## EXERCISES TO COMPLETE
1. Reproduce the passage of the SurfSky Scrapy page between "1. scrapy-cloud-browser - Uses" and "scraping challenging websites.", inclusive.
2. Resume the SurfSky Scrapy page from where it stops, picking up right after its last line.

## DOCUMENT PASSAGE

Skip to main content

Scrapy

Using SurfSky with Scrapy

SurfSky provides two Scrapy extensions to help you integrate cloud browsers into your scraping projects:

  1. scrapy-cloud-browser - Uses SurfSky's custom browser automation
  2. scrapy-playwright-cloud-browser - Uses Playwright for browser automation with SurfSky

Both extensions allow you to leverage SurfSky's anti-detection browsers through a cloud service, helping you avoid detection while scraping challenging websites.

Installation

pip install scrapy-cloud-browser

Configuration

Add the following to your Scrapy project's settings.py:

# Required: Use asyncio reactor
TWISTED_REACTOR = "twisted.internet.asyncioreactor.AsyncioSelectorReactor"

## STUDY MATERIAL

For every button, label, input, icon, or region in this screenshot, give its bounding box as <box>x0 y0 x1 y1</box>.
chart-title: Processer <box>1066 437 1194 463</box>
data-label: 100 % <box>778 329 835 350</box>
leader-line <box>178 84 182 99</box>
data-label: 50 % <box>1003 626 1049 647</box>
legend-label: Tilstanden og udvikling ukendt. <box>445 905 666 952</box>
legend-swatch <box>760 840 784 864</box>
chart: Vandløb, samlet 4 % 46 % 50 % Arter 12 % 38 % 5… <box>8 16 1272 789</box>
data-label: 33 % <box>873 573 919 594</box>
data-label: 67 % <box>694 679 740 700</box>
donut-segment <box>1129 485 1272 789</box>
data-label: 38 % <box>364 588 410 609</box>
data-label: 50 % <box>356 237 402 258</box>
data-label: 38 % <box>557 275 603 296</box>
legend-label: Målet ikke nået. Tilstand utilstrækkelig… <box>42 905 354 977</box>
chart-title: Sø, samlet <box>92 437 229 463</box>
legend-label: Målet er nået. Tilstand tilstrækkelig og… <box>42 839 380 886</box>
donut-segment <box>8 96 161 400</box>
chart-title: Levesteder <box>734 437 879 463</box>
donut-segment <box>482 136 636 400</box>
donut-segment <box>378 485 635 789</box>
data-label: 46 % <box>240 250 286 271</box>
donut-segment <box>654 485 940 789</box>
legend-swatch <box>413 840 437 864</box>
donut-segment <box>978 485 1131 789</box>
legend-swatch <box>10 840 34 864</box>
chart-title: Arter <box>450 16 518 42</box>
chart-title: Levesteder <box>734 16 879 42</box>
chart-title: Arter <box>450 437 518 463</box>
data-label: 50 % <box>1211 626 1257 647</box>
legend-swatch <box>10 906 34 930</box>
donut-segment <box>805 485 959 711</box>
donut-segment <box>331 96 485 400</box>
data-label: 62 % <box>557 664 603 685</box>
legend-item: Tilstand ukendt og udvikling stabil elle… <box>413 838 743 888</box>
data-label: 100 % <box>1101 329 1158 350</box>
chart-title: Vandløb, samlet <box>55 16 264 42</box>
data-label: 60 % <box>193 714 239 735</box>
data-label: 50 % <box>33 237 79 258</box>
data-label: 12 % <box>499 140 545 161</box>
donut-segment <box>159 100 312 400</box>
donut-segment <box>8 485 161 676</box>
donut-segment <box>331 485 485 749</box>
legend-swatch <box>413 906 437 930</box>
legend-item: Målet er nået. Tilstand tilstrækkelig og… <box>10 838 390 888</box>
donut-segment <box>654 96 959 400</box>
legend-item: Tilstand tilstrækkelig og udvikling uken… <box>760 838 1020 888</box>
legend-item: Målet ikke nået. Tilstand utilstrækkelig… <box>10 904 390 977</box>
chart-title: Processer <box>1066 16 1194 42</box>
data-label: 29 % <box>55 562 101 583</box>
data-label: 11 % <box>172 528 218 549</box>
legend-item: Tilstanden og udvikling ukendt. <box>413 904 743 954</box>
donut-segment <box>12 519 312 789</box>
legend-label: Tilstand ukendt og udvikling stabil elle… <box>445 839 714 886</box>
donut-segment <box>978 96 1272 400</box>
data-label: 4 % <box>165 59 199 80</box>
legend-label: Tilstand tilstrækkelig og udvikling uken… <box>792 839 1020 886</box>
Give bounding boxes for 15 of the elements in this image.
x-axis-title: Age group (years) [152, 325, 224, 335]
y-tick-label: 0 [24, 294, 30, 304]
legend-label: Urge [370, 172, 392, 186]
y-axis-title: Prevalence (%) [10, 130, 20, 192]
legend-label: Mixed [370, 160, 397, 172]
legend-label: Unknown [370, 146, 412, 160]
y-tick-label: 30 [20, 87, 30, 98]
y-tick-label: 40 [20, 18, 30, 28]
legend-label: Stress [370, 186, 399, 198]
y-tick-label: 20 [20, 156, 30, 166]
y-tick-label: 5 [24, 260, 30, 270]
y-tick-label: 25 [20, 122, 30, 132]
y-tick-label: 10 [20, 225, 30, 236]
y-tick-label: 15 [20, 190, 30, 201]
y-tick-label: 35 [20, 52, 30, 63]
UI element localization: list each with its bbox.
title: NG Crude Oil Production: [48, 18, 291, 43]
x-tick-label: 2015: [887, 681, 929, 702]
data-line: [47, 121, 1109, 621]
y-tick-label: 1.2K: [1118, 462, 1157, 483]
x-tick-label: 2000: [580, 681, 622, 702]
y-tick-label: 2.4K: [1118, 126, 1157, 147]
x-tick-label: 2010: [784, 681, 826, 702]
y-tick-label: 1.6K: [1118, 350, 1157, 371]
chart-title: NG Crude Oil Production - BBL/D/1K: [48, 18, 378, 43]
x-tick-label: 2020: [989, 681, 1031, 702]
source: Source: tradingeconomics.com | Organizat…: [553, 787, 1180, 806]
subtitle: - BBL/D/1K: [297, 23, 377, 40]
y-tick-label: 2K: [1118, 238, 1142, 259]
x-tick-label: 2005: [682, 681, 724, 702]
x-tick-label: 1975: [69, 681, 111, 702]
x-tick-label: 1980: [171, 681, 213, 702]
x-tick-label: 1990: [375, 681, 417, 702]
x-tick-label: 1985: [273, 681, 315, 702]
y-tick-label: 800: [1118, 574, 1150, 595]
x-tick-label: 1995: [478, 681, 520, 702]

## RESULTS FOR EACH TASK
1.
1. scrapy-cloud-browser - Uses SurfSky's custom browser automation
  2. scrapy-playwright-cloud-browser - Uses Playwright for browser automation with SurfSky

Both extensions allow you to leverage SurfSky's anti-detection browsers through a cloud service, helping you avoid detection while scraping challenging websites.

2.
# Register the extension
DOWNLOAD_HANDLERS = {
"http": "scrapy_cloud_browser.CloudBrowserHandler",
"https": "scrapy_cloud_browser.CloudBrowserHandler",
}

# Configure SurfSky connection
CLOUD_BROWSER = {
"API_HOST": "https://app.surfsky.io/api", # SurfSky API endpoint
"API_TOKEN": "your_api_token_here", # Your SurfSky API token
"NUM_BROWSERS": 2, # Number of parallel browser instances
"PROXIES": [ # List of proxies to use
"http://user:[email protected]:8080",
"http://user:[email protected]:8080"
],
"PROXY_ORDERING": "random", # How to assign proxies: "random" or "round-robin"
"PAGES_PER_BROWSER": 100, # Pages to process before recycling browser
"START_SEMAPHORES": 10, # Limit concurrent browser startups

# Optional: Configure browser settings
"BROWSER_SETTINGS": {
"inactive_kill_timeout": 35
},

# Optional: Configure fingerprint
"FINGERPRINT": {
"os": "win",
}
}

Example Spider

import scrapy

class BasicSpider(scrapy.Spider):
name = "basic_spider"
start_urls = ["https://example.com"]

def parse(self, response):
# Process the response as usual
yield {
"title": response.css("title::text").get(),
"headers": dict(response.headers),
}

For detailed browser settings and fingerprint configuration options, please refer to the API Reference.